→ **Excerpted data**
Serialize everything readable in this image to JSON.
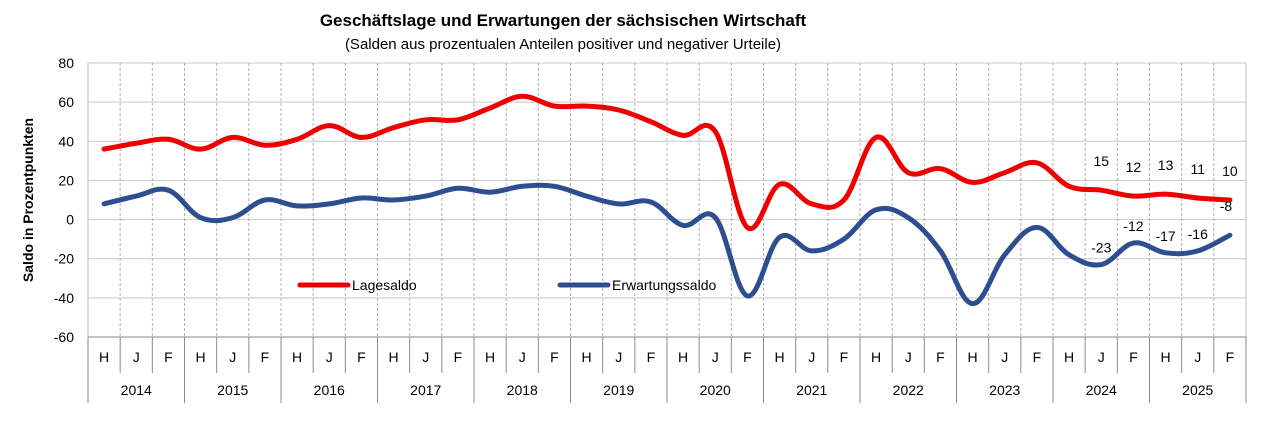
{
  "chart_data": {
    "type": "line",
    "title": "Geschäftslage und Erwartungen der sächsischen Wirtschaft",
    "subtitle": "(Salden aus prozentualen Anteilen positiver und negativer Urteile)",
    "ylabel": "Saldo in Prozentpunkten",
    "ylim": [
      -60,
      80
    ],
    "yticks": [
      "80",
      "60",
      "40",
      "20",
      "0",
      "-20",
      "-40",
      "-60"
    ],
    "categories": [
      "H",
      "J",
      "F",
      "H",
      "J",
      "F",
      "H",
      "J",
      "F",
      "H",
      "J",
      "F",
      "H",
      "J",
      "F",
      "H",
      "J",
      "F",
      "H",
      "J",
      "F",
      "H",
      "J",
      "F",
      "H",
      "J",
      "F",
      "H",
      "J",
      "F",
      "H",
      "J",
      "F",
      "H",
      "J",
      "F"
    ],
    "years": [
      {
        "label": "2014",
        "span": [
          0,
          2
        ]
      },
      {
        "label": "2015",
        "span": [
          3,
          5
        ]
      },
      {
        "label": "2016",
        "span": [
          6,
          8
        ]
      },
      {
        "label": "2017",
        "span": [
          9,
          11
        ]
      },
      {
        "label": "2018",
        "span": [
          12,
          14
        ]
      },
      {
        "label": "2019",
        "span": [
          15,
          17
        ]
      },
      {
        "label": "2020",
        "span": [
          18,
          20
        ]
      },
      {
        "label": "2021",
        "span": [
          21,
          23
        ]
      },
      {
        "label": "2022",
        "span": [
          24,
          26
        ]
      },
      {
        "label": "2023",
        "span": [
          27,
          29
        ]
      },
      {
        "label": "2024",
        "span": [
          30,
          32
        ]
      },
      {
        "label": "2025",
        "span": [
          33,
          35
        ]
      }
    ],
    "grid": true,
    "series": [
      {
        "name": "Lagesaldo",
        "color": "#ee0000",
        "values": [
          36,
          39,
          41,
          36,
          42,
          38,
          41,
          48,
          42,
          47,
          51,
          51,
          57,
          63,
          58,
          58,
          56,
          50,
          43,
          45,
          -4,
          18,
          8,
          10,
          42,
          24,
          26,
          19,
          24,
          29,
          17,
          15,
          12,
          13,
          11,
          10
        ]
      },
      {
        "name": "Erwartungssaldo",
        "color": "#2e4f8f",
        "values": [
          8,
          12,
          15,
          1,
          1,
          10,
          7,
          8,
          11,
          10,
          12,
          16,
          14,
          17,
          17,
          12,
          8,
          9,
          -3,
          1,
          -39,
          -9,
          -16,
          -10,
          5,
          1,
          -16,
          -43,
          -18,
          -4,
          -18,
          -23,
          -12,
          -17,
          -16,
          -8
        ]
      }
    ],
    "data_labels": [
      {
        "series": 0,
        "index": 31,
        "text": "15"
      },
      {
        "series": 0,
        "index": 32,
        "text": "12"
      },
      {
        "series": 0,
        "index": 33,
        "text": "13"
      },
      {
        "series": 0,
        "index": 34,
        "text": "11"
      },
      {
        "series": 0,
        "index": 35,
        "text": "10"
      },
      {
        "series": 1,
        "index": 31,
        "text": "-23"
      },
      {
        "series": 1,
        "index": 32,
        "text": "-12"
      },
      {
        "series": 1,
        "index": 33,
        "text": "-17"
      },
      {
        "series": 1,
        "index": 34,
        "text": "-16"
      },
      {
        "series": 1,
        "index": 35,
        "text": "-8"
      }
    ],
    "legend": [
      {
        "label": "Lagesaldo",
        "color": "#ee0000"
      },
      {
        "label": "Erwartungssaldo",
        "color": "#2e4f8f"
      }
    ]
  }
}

* * *

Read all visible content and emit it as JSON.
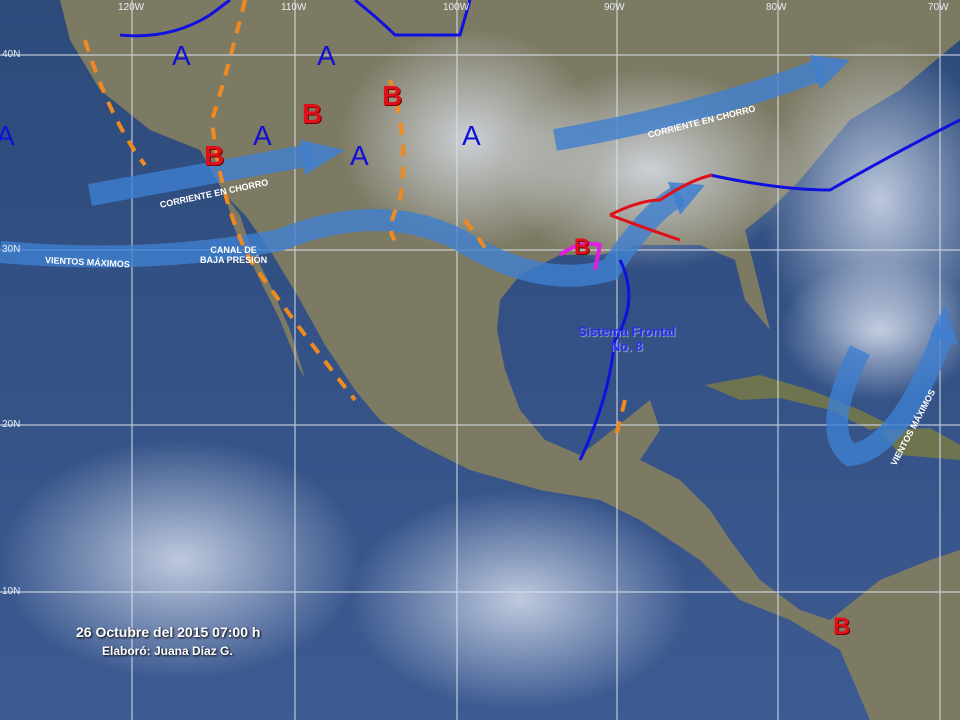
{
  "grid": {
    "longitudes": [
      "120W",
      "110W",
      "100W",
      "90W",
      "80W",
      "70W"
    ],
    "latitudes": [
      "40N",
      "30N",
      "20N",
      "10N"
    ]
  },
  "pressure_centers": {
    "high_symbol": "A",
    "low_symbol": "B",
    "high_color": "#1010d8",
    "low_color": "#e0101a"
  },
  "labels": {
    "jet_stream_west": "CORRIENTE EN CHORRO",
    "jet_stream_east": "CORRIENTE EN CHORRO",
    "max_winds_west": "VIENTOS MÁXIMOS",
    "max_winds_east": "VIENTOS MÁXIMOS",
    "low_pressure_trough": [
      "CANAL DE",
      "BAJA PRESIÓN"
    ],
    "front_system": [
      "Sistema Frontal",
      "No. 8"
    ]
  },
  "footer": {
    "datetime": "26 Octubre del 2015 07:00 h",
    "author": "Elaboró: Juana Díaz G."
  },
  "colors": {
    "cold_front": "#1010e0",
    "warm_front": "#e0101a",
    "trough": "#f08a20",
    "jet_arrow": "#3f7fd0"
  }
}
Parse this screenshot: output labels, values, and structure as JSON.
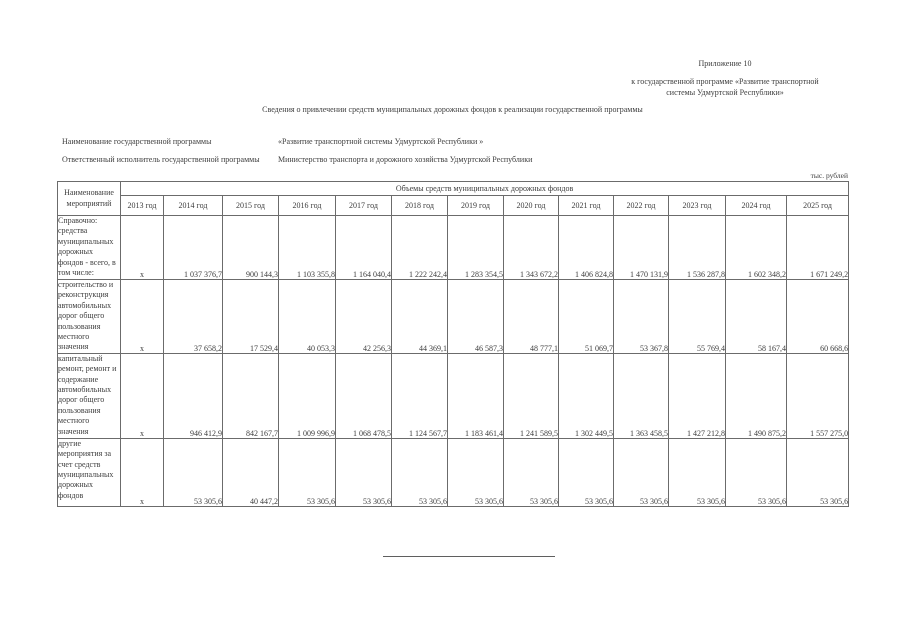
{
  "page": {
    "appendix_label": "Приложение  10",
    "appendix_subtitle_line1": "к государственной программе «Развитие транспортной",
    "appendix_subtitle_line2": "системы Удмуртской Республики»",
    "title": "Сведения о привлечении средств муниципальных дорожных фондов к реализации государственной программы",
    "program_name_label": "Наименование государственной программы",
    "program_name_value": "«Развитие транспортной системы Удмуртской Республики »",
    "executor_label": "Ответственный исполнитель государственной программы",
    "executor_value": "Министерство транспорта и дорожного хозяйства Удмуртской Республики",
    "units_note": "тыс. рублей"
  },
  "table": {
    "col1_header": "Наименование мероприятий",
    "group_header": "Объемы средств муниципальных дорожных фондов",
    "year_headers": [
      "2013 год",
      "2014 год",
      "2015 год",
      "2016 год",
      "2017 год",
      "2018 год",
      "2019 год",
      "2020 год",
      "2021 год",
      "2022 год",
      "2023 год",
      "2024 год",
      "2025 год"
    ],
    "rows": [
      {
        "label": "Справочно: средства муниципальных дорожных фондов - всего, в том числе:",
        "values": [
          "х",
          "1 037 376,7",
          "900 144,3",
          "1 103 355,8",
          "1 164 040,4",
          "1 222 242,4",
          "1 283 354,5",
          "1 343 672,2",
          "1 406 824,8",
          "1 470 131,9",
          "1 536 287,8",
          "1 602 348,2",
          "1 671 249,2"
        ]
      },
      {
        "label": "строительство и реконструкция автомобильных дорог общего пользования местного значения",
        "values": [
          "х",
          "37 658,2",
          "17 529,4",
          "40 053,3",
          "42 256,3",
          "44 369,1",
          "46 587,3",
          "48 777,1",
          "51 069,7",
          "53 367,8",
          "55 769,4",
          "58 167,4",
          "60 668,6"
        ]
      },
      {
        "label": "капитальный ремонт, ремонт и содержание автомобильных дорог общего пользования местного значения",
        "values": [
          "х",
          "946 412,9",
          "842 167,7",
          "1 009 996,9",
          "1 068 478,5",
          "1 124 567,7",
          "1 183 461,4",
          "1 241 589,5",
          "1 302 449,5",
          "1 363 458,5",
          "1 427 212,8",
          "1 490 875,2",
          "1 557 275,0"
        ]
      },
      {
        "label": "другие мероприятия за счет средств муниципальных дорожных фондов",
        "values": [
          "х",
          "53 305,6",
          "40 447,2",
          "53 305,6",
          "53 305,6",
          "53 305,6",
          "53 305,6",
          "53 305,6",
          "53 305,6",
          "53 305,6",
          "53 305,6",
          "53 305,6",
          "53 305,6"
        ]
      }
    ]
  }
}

→ **Task objective**
Pull every line containing the word "фондов" out of the material.

→ **Result of the task**
    "title": "Сведения о привлечении средств муниципальных дорожных фондов к реализации государственной программы",
    "group_header": "Объемы средств муниципальных дорожных фондов",
        "label": "Справочно: средства муниципальных дорожных фондов - всего, в том числе:",
        "label": "другие мероприятия за счет средств муниципальных дорожных фондов",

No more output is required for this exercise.